Por favor, repite palabra por palabra el pasaje del texto sobre la pesca responsable que va desde "Para ello, precisa" hasta "y consumo responsables.".

━━━━━ TEXTO DEL EJERCICIO

La utilización sostenible de los recursos de manera armónica con el medio ambiente entendido como pesca responsable forma parte de la Declaración de Cancún aprobada en diciembre de 2016 por la Conferencia de las Partes del Convenio de Diversidad Biológica.

En el anexo V de dicha Declaración enfatiza la necesidad de que la pesca continúe y se desarrolle dentro de un sistema integral y equilibrado bajo el concepto de “pesca responsable”.

Este concepto además considera el uso de prácticas de captura y acuicultura para no dañar los ecosistemas, los recursos o su calidad; la incorporación del valor agregado a estos productos mediante un procesamiento que satisfaga las normas sanitarias requeridas; el uso de prácticas comerciales para tener acceso a productos de buena calidad.

Para ello, precisa el documento, los Estados deben tomar medidas para mejorar los sistemas de gestión como parte de la práctica de la pesca responsable y promover programas educativos y la difusión de conocimientos en esta materia.

Asimismo, deben fomentar la cooperación internacional para la investigación el intercambio de información y transferencia de tecnología, así como para evitar la pesca ilícita y obtener un mayor apoyo financiero para inversiones de los países en desarrollo.

De esta manera, la COP de Cancún sobre Biodiversidad hizo un llamado urgente al mundo para integrar el tema de biodiversidad en las políticas públicas, la legislación y la normatividad, así como en los sectores agrícola, forestal, pesquero y turismo. Al sector privado se le pidió actuar con mayor responsabilidad ambiental, adoptando prácticas de producción y consumo responsables.

━━━━━━━━━━
━━━━━ EXTRACTOS DE DATOS

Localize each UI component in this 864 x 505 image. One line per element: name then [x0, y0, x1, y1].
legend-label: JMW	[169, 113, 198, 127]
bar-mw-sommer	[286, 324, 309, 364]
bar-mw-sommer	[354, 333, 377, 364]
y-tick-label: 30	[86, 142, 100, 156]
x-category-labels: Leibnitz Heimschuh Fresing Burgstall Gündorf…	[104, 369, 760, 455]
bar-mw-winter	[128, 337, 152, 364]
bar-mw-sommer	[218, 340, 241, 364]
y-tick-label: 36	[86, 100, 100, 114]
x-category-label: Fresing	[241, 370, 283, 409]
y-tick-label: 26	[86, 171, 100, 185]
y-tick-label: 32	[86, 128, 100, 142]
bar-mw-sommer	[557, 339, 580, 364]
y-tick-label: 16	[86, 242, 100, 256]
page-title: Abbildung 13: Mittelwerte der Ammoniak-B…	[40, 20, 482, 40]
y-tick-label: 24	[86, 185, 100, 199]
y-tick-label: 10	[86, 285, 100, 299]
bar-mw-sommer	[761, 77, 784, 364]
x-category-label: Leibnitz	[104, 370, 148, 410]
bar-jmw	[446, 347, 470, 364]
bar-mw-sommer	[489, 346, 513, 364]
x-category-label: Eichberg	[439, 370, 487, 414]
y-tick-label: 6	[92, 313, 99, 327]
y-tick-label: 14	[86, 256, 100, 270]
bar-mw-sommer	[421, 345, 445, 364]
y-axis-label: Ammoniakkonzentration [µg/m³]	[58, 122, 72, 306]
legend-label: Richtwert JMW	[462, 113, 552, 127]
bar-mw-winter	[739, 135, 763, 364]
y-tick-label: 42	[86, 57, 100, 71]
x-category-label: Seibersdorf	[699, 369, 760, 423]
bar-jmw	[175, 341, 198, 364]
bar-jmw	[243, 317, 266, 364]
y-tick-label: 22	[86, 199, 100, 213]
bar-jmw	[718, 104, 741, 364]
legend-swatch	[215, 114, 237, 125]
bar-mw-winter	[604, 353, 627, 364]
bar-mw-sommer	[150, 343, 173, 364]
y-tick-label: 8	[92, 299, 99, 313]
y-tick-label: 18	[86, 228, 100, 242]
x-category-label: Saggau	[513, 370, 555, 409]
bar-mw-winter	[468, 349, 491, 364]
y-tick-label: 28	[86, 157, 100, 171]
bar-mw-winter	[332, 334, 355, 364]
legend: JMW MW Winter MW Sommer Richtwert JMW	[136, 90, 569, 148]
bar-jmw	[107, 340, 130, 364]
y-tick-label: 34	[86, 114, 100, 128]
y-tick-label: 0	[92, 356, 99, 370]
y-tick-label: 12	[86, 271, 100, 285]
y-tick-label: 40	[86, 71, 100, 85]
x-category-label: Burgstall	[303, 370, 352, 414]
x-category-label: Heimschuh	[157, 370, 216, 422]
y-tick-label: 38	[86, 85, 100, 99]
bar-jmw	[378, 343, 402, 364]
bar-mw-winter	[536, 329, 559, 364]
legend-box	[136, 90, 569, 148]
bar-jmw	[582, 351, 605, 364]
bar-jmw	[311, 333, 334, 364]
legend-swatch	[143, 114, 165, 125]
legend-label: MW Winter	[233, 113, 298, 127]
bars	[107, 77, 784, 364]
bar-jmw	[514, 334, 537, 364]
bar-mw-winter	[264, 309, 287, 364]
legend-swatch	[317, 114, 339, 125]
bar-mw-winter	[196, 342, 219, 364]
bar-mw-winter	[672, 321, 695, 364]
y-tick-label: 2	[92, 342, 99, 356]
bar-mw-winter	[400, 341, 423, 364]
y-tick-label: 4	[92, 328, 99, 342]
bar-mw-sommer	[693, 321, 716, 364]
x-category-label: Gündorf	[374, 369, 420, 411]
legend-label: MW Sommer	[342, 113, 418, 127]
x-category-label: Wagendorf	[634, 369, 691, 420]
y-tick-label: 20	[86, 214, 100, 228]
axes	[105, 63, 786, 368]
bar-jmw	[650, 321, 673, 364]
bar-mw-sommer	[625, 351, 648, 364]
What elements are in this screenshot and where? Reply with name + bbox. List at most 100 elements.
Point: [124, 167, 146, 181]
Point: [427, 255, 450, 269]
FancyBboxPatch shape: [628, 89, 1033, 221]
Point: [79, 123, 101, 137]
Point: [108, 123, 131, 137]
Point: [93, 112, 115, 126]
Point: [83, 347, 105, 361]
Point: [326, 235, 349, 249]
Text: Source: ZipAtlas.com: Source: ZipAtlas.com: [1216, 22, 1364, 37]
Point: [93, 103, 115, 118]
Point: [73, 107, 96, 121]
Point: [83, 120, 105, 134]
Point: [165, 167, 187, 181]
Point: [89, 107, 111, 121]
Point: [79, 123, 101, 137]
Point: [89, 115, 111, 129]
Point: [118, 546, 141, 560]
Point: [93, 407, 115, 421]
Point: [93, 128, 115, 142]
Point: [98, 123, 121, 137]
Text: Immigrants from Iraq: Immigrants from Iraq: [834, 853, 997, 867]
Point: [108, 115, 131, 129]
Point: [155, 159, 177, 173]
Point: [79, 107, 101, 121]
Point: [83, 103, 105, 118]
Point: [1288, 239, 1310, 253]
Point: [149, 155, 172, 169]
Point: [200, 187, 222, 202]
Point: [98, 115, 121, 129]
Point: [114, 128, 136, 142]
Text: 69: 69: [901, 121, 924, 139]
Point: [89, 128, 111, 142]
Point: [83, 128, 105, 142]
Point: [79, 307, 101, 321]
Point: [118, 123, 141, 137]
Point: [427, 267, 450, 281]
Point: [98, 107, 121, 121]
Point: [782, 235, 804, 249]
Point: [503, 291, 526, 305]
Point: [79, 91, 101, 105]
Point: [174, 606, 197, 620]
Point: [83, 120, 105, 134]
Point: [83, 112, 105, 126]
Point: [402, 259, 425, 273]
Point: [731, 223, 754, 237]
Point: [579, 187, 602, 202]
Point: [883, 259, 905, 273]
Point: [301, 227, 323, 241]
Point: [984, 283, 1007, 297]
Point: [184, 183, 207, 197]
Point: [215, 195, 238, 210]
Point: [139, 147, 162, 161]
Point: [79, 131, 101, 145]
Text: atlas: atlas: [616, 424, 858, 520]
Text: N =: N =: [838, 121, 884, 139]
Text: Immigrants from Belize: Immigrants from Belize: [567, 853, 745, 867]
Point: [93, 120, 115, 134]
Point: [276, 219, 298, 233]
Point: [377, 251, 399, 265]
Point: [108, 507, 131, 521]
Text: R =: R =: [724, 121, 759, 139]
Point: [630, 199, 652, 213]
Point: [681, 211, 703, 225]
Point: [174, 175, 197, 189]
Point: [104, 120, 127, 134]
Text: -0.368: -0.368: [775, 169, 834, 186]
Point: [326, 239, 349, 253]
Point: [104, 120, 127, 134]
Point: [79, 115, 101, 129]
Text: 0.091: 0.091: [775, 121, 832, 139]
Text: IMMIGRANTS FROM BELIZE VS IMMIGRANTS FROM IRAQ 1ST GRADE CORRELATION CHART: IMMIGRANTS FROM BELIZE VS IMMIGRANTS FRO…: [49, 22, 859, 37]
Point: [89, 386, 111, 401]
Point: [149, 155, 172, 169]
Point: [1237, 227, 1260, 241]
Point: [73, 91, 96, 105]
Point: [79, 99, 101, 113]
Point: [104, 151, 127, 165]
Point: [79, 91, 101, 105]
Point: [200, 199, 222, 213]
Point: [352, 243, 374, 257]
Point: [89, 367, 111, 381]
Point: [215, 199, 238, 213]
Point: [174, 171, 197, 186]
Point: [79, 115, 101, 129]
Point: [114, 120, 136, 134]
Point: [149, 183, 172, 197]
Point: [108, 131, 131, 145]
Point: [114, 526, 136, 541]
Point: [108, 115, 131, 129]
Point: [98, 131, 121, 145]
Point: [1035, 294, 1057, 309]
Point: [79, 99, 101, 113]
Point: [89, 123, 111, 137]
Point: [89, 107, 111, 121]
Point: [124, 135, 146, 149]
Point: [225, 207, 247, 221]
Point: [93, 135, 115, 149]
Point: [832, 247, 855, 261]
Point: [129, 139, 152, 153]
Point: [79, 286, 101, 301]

━━━━━━━━━━

#### RESPUESTA A CONTINUACIÓN:
Para ello, precisa el documento, los Estados deben tomar medidas para mejorar los sistemas de gestión como parte de la práctica de la pesca responsable y promover programas educativos y la difusión de conocimientos en esta materia.

Asimismo, deben fomentar la cooperación internacional para la investigación el intercambio de información y transferencia de tecnología, así como para evitar la pesca ilícita y obtener un mayor apoyo financiero para inversiones de los países en desarrollo.

De esta manera, la COP de Cancún sobre Biodiversidad hizo un llamado urgente al mundo para integrar el tema de biodiversidad en las políticas públicas, la legislación y la normatividad, así como en los sectores agrícola, forestal, pesquero y turismo. Al sector privado se le pidió actuar con mayor responsabilidad ambiental, adoptando prácticas de producción y consumo responsables.